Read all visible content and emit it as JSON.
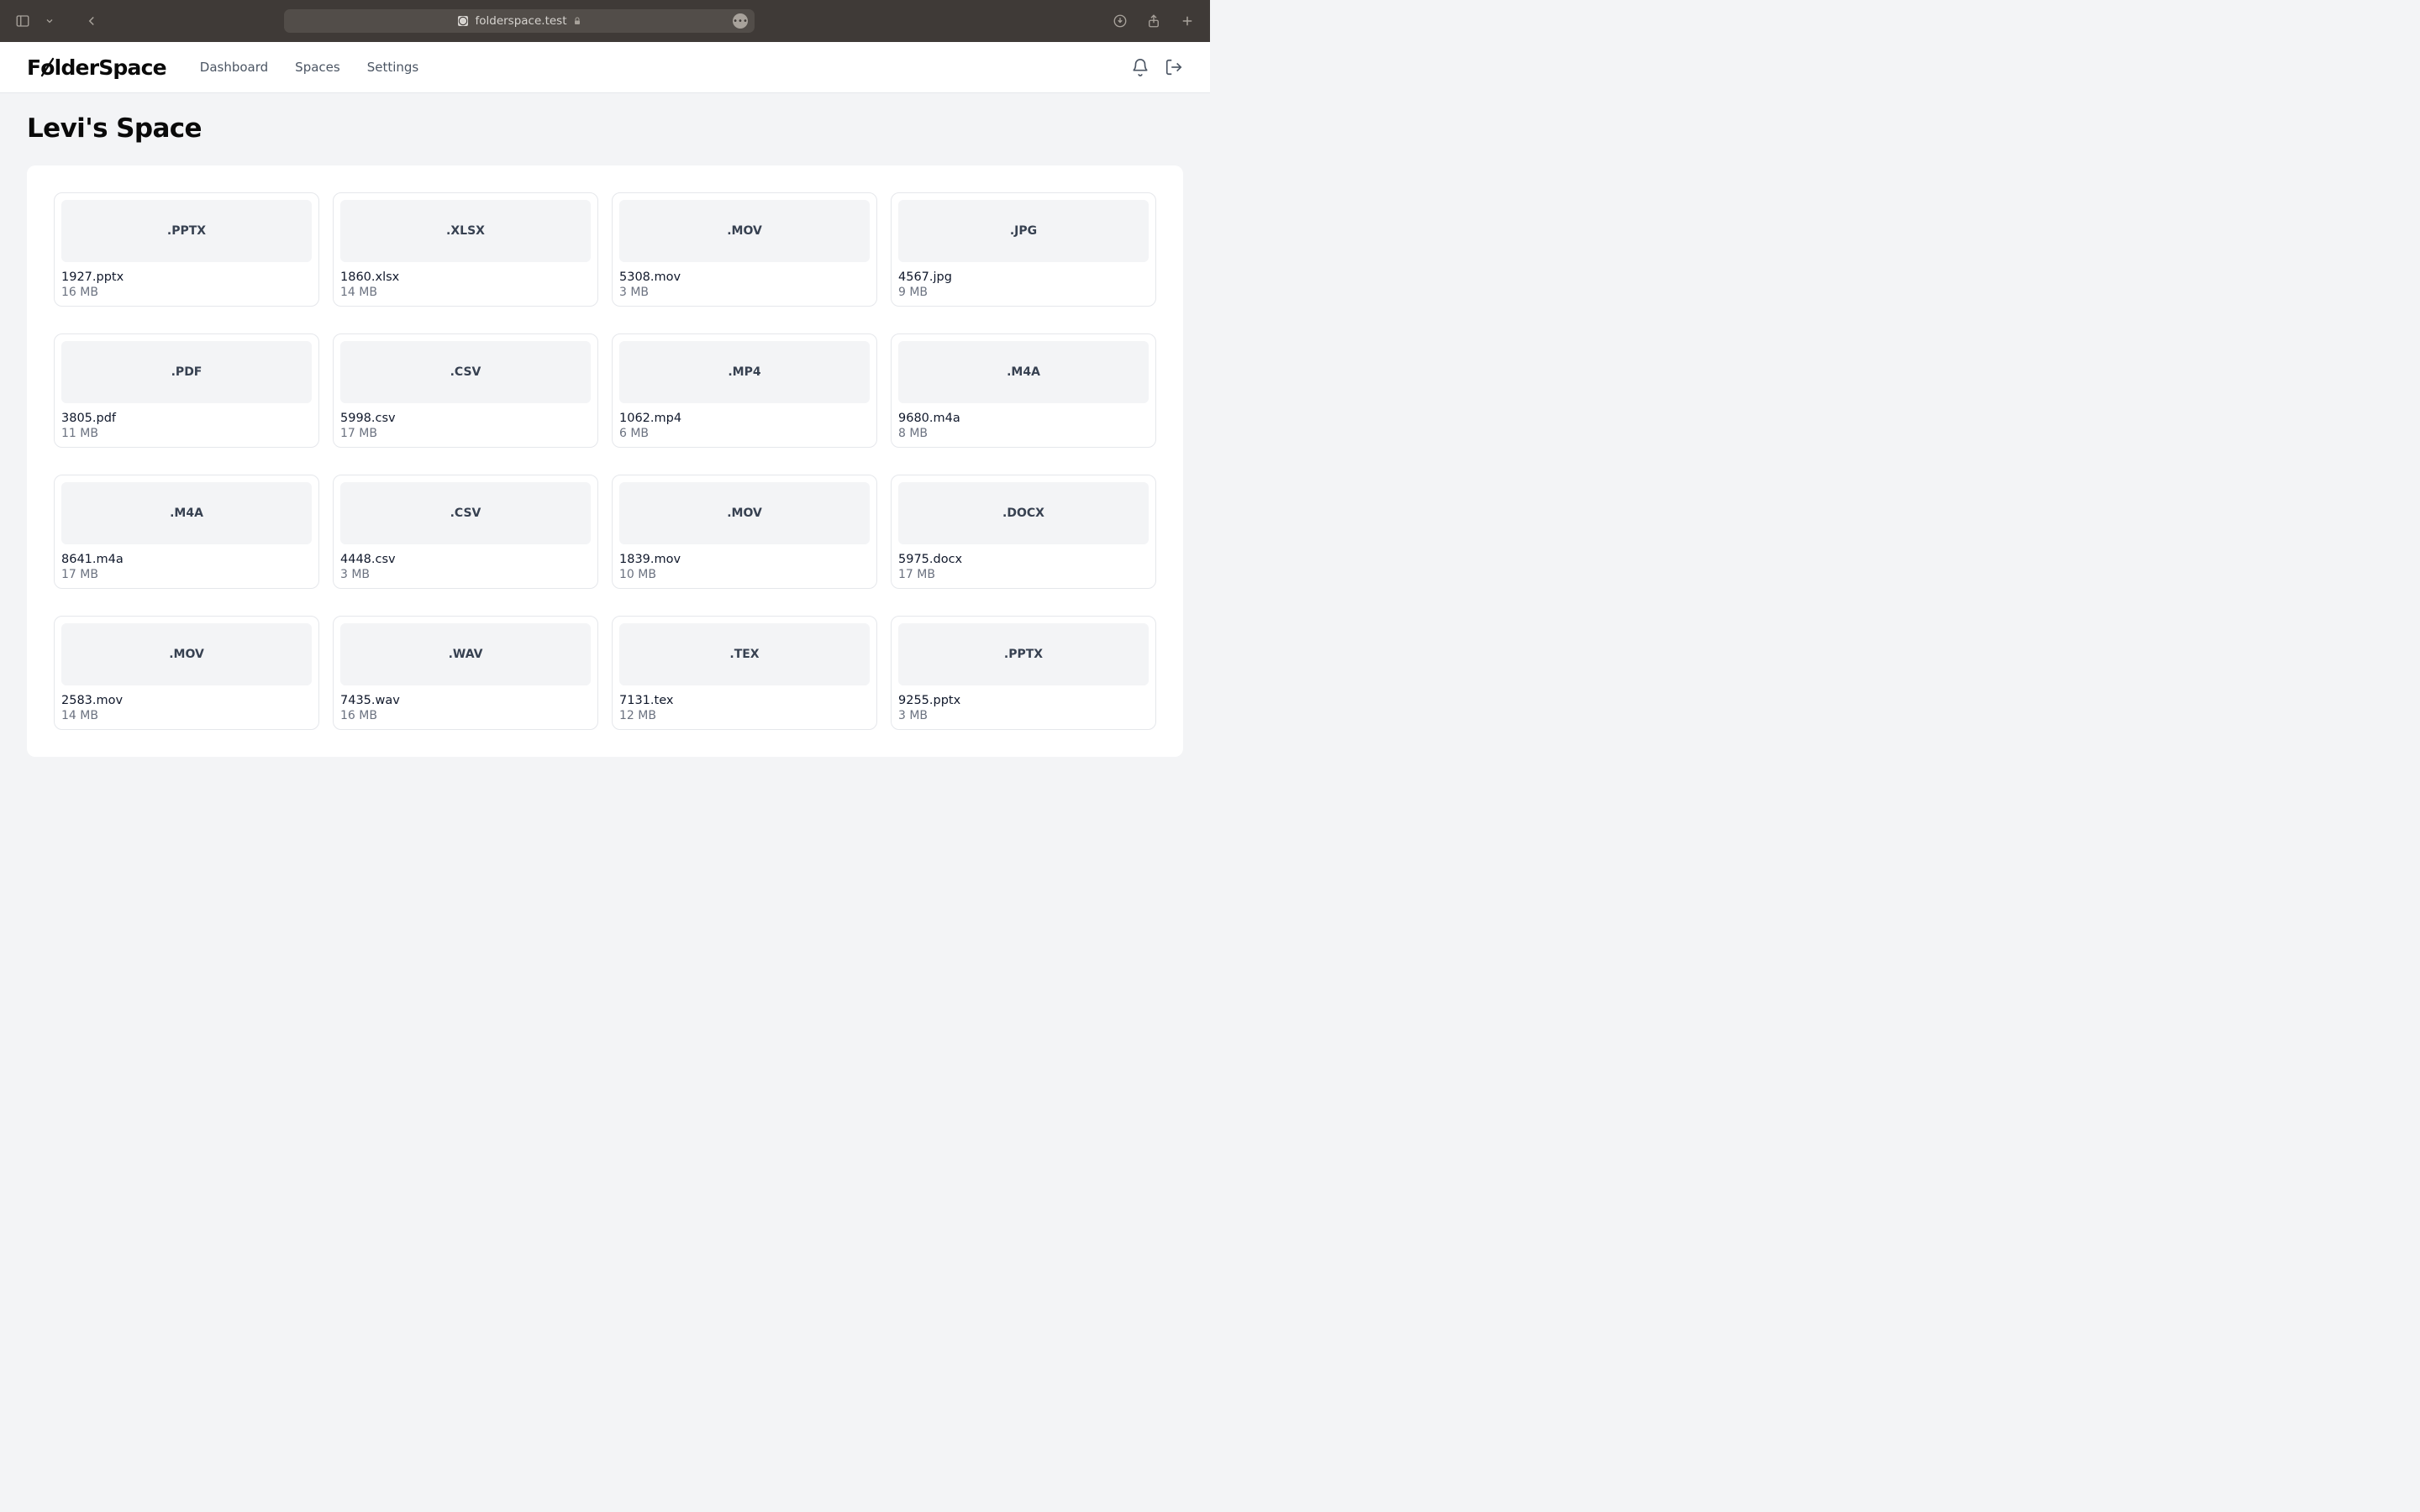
{
  "browser": {
    "url": "folderspace.test"
  },
  "brand": {
    "text": "FolderSpace"
  },
  "nav": {
    "items": [
      {
        "label": "Dashboard"
      },
      {
        "label": "Spaces"
      },
      {
        "label": "Settings"
      }
    ]
  },
  "page": {
    "title": "Levi's Space"
  },
  "files": [
    {
      "ext": ".PPTX",
      "name": "1927.pptx",
      "size": "16 MB"
    },
    {
      "ext": ".XLSX",
      "name": "1860.xlsx",
      "size": "14 MB"
    },
    {
      "ext": ".MOV",
      "name": "5308.mov",
      "size": "3 MB"
    },
    {
      "ext": ".JPG",
      "name": "4567.jpg",
      "size": "9 MB"
    },
    {
      "ext": ".PDF",
      "name": "3805.pdf",
      "size": "11 MB"
    },
    {
      "ext": ".CSV",
      "name": "5998.csv",
      "size": "17 MB"
    },
    {
      "ext": ".MP4",
      "name": "1062.mp4",
      "size": "6 MB"
    },
    {
      "ext": ".M4A",
      "name": "9680.m4a",
      "size": "8 MB"
    },
    {
      "ext": ".M4A",
      "name": "8641.m4a",
      "size": "17 MB"
    },
    {
      "ext": ".CSV",
      "name": "4448.csv",
      "size": "3 MB"
    },
    {
      "ext": ".MOV",
      "name": "1839.mov",
      "size": "10 MB"
    },
    {
      "ext": ".DOCX",
      "name": "5975.docx",
      "size": "17 MB"
    },
    {
      "ext": ".MOV",
      "name": "2583.mov",
      "size": "14 MB"
    },
    {
      "ext": ".WAV",
      "name": "7435.wav",
      "size": "16 MB"
    },
    {
      "ext": ".TEX",
      "name": "7131.tex",
      "size": "12 MB"
    },
    {
      "ext": ".PPTX",
      "name": "9255.pptx",
      "size": "3 MB"
    }
  ]
}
◇ ◇ ◇ ◇ ◇ ◇ ◇
**Task instructions:**
Transcribe every entry above exactly. Omit all pictures.

**Expected answer:**
Read all visible content and emit it as JSON.
{
  "browser": {
    "url": "folderspace.test"
  },
  "brand": {
    "text": "FolderSpace"
  },
  "nav": {
    "items": [
      {
        "label": "Dashboard"
      },
      {
        "label": "Spaces"
      },
      {
        "label": "Settings"
      }
    ]
  },
  "page": {
    "title": "Levi's Space"
  },
  "files": [
    {
      "ext": ".PPTX",
      "name": "1927.pptx",
      "size": "16 MB"
    },
    {
      "ext": ".XLSX",
      "name": "1860.xlsx",
      "size": "14 MB"
    },
    {
      "ext": ".MOV",
      "name": "5308.mov",
      "size": "3 MB"
    },
    {
      "ext": ".JPG",
      "name": "4567.jpg",
      "size": "9 MB"
    },
    {
      "ext": ".PDF",
      "name": "3805.pdf",
      "size": "11 MB"
    },
    {
      "ext": ".CSV",
      "name": "5998.csv",
      "size": "17 MB"
    },
    {
      "ext": ".MP4",
      "name": "1062.mp4",
      "size": "6 MB"
    },
    {
      "ext": ".M4A",
      "name": "9680.m4a",
      "size": "8 MB"
    },
    {
      "ext": ".M4A",
      "name": "8641.m4a",
      "size": "17 MB"
    },
    {
      "ext": ".CSV",
      "name": "4448.csv",
      "size": "3 MB"
    },
    {
      "ext": ".MOV",
      "name": "1839.mov",
      "size": "10 MB"
    },
    {
      "ext": ".DOCX",
      "name": "5975.docx",
      "size": "17 MB"
    },
    {
      "ext": ".MOV",
      "name": "2583.mov",
      "size": "14 MB"
    },
    {
      "ext": ".WAV",
      "name": "7435.wav",
      "size": "16 MB"
    },
    {
      "ext": ".TEX",
      "name": "7131.tex",
      "size": "12 MB"
    },
    {
      "ext": ".PPTX",
      "name": "9255.pptx",
      "size": "3 MB"
    }
  ]
}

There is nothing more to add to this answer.